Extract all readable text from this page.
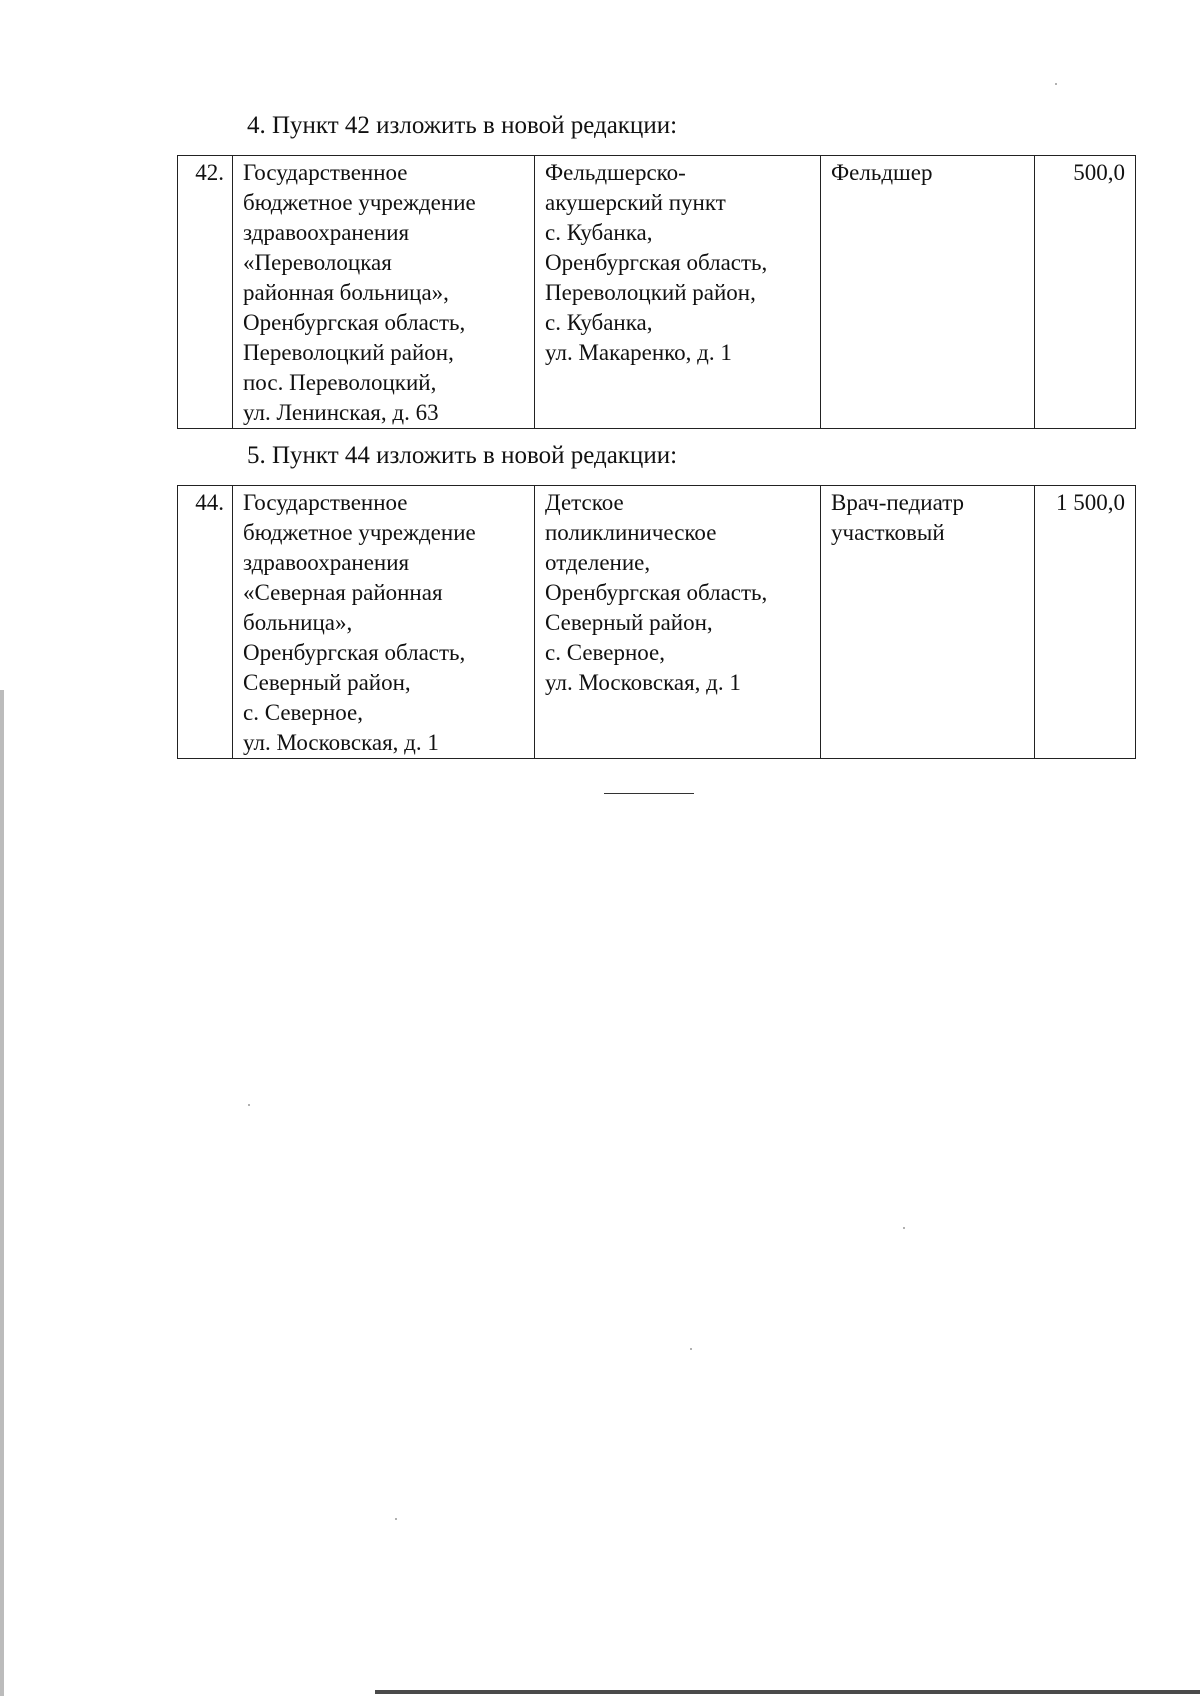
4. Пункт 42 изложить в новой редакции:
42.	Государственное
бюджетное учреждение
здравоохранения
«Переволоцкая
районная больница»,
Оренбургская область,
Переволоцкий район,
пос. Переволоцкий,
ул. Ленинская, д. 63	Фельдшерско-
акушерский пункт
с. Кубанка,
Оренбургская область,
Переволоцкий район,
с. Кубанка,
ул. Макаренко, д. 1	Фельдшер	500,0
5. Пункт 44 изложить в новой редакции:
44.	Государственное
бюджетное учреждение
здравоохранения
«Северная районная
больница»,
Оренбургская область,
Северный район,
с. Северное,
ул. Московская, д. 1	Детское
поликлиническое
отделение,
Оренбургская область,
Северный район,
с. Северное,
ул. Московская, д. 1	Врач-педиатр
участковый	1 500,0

□ □ □

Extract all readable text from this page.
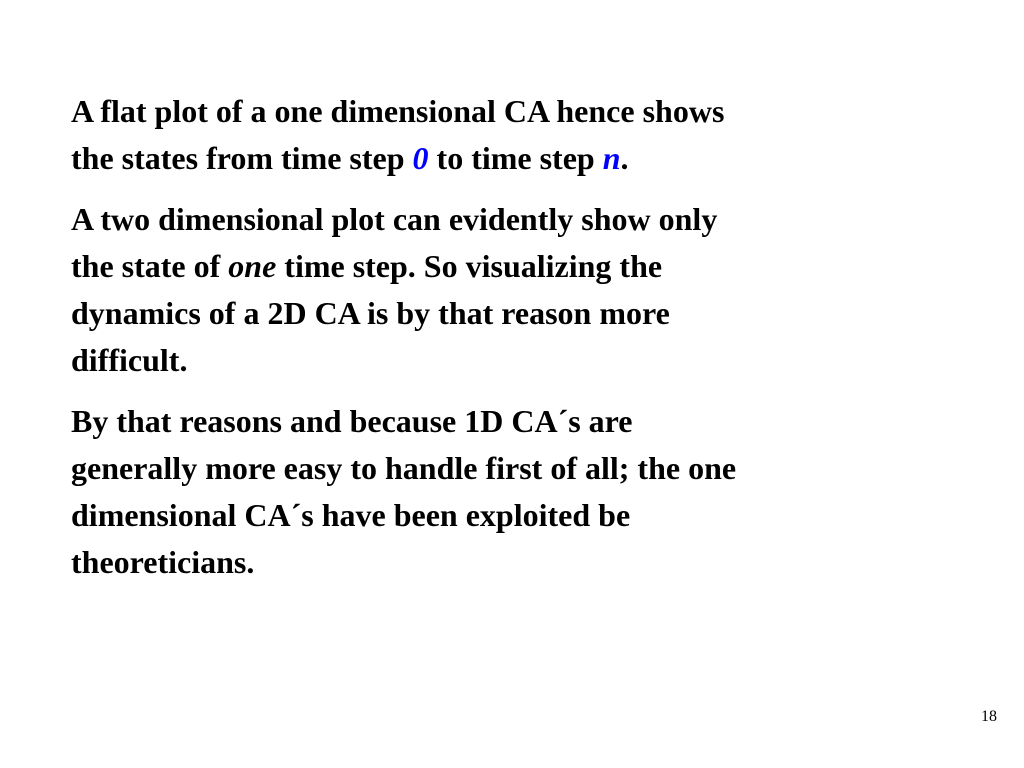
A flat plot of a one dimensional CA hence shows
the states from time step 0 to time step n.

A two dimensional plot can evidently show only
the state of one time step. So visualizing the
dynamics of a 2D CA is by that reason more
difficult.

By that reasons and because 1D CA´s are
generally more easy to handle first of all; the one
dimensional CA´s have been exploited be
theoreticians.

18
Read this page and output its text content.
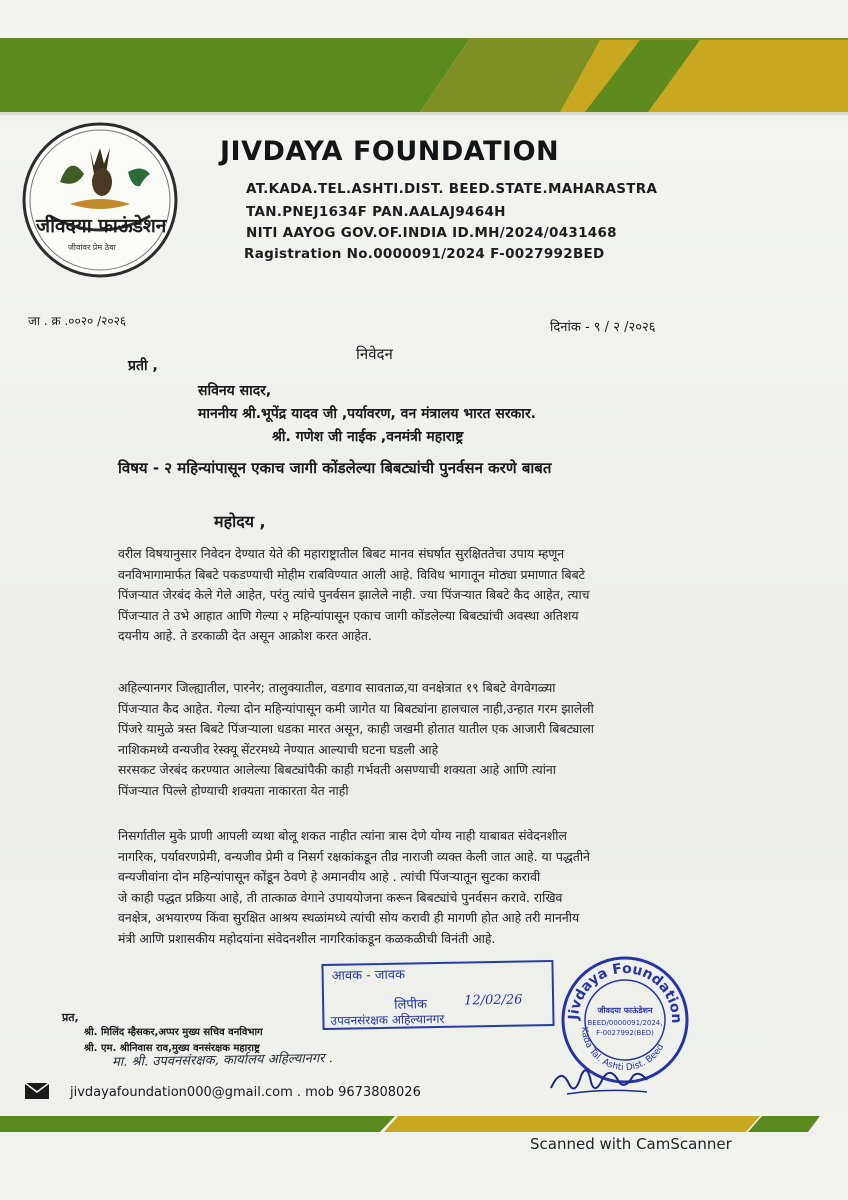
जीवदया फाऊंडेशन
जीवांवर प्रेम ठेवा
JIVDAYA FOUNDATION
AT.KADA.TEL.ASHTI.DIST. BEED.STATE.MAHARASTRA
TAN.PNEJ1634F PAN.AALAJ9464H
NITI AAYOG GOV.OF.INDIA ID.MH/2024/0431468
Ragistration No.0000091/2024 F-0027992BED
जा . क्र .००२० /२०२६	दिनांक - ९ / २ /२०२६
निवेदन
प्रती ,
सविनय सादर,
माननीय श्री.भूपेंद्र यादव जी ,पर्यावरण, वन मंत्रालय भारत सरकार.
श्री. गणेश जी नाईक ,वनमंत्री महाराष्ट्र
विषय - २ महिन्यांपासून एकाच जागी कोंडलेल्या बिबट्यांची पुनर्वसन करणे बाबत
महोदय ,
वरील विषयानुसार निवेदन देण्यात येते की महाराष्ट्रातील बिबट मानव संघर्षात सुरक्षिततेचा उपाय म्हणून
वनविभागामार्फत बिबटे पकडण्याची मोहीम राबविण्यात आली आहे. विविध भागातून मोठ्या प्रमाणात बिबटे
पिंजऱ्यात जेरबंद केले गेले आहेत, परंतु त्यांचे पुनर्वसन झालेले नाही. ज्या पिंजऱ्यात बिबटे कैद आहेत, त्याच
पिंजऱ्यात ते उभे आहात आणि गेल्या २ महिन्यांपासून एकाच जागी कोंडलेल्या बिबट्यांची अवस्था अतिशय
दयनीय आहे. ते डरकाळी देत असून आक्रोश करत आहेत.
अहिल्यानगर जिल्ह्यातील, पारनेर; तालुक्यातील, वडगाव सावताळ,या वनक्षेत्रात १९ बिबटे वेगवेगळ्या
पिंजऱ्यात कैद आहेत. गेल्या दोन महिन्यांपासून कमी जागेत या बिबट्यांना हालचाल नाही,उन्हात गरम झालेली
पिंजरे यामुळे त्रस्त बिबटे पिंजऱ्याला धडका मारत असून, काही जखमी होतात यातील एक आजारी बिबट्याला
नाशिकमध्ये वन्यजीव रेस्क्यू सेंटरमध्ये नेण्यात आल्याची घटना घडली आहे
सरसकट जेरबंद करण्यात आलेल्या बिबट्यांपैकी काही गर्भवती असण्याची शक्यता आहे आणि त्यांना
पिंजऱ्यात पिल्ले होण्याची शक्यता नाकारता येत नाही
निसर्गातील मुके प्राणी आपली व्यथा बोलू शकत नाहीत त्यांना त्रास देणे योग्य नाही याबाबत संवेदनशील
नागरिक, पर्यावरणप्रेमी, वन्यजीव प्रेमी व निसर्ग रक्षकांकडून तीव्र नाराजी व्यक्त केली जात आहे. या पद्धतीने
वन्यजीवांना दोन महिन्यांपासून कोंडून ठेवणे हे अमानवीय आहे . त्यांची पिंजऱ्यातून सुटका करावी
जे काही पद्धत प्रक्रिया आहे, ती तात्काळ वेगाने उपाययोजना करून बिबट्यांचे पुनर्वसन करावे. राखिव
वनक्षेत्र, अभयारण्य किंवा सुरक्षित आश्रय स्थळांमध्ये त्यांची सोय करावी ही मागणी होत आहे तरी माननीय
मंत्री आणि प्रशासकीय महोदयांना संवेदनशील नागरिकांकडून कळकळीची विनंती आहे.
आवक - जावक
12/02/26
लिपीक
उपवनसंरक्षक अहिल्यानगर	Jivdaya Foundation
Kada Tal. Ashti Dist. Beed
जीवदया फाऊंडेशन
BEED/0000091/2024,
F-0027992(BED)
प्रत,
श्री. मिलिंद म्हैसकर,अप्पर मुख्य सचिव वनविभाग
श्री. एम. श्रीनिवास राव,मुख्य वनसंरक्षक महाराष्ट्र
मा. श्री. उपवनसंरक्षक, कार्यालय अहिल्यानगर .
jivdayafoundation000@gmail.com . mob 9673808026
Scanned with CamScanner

□ □ □

Pick out all lines containing the string "that".

Reply ->
dynamics of a 2D CA is by that reason more
By that reasons and because 1D CA´s are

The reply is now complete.